• [REQUIRED TASK]: Please write out, word for word, the part of the entries that runs from the very start through the line containing "kcal-value: 0 <box>345 348 362 381</box>", with that line included.

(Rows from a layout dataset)
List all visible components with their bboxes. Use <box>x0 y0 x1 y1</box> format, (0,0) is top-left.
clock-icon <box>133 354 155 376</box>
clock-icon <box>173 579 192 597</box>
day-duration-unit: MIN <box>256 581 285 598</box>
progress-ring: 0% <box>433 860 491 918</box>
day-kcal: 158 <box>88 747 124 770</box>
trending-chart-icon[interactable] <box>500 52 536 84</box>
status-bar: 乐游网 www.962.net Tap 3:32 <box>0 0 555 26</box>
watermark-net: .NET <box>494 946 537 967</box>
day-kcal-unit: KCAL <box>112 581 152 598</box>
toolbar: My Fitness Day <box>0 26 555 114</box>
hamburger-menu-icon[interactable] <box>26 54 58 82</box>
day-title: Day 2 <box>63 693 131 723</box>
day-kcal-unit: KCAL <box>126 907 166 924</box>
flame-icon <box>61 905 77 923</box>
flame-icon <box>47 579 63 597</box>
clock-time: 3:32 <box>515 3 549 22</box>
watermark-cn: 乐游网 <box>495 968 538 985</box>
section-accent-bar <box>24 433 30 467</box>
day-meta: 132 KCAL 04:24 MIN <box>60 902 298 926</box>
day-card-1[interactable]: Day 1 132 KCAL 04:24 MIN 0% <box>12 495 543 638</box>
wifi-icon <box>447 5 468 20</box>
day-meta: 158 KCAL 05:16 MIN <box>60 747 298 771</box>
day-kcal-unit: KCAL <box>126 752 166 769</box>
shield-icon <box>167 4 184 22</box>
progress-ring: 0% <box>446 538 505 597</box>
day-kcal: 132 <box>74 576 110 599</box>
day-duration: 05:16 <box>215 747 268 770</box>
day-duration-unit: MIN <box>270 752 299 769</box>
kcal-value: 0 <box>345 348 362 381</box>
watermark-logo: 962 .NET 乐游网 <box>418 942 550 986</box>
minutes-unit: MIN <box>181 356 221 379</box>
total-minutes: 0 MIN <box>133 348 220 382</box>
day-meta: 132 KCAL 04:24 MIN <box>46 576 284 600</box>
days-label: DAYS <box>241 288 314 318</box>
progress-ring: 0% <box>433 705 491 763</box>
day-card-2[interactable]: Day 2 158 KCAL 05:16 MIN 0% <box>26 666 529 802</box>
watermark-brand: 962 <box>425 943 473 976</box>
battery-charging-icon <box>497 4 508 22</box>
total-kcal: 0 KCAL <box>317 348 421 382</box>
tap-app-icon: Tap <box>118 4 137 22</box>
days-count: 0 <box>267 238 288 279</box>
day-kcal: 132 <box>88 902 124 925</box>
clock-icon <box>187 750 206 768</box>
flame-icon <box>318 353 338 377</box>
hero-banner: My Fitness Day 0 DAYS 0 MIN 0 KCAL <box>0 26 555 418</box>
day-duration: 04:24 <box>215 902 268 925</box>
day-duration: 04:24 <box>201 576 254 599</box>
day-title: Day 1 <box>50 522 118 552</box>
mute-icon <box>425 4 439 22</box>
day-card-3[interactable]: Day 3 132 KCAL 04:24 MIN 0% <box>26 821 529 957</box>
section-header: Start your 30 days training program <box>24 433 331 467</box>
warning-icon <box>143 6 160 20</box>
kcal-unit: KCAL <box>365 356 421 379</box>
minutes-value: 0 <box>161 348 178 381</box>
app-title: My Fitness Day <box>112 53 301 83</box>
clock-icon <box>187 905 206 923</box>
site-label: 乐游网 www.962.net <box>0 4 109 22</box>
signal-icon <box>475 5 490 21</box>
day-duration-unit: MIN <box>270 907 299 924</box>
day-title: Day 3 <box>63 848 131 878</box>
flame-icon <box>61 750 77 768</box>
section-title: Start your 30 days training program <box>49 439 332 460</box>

• [RIGHT ANSWER]:
List all visible components with their bboxes. Use <box>x0 y0 x1 y1</box> format, (0,0) is top-left.
clock-icon <box>133 354 155 376</box>
clock-icon <box>173 579 192 597</box>
day-duration-unit: MIN <box>256 581 285 598</box>
progress-ring: 0% <box>433 860 491 918</box>
day-kcal: 158 <box>88 747 124 770</box>
trending-chart-icon[interactable] <box>500 52 536 84</box>
status-bar: 乐游网 www.962.net Tap 3:32 <box>0 0 555 26</box>
watermark-net: .NET <box>494 946 537 967</box>
day-kcal-unit: KCAL <box>112 581 152 598</box>
toolbar: My Fitness Day <box>0 26 555 114</box>
hamburger-menu-icon[interactable] <box>26 54 58 82</box>
day-title: Day 2 <box>63 693 131 723</box>
day-kcal-unit: KCAL <box>126 907 166 924</box>
flame-icon <box>61 905 77 923</box>
flame-icon <box>47 579 63 597</box>
clock-time: 3:32 <box>515 3 549 22</box>
watermark-cn: 乐游网 <box>495 968 538 985</box>
section-accent-bar <box>24 433 30 467</box>
day-meta: 132 KCAL 04:24 MIN <box>60 902 298 926</box>
day-card-1[interactable]: Day 1 132 KCAL 04:24 MIN 0% <box>12 495 543 638</box>
wifi-icon <box>447 5 468 20</box>
day-meta: 158 KCAL 05:16 MIN <box>60 747 298 771</box>
day-kcal-unit: KCAL <box>126 752 166 769</box>
shield-icon <box>167 4 184 22</box>
progress-ring: 0% <box>446 538 505 597</box>
day-kcal: 132 <box>74 576 110 599</box>
day-duration: 05:16 <box>215 747 268 770</box>
day-duration-unit: MIN <box>270 752 299 769</box>
kcal-value: 0 <box>345 348 362 381</box>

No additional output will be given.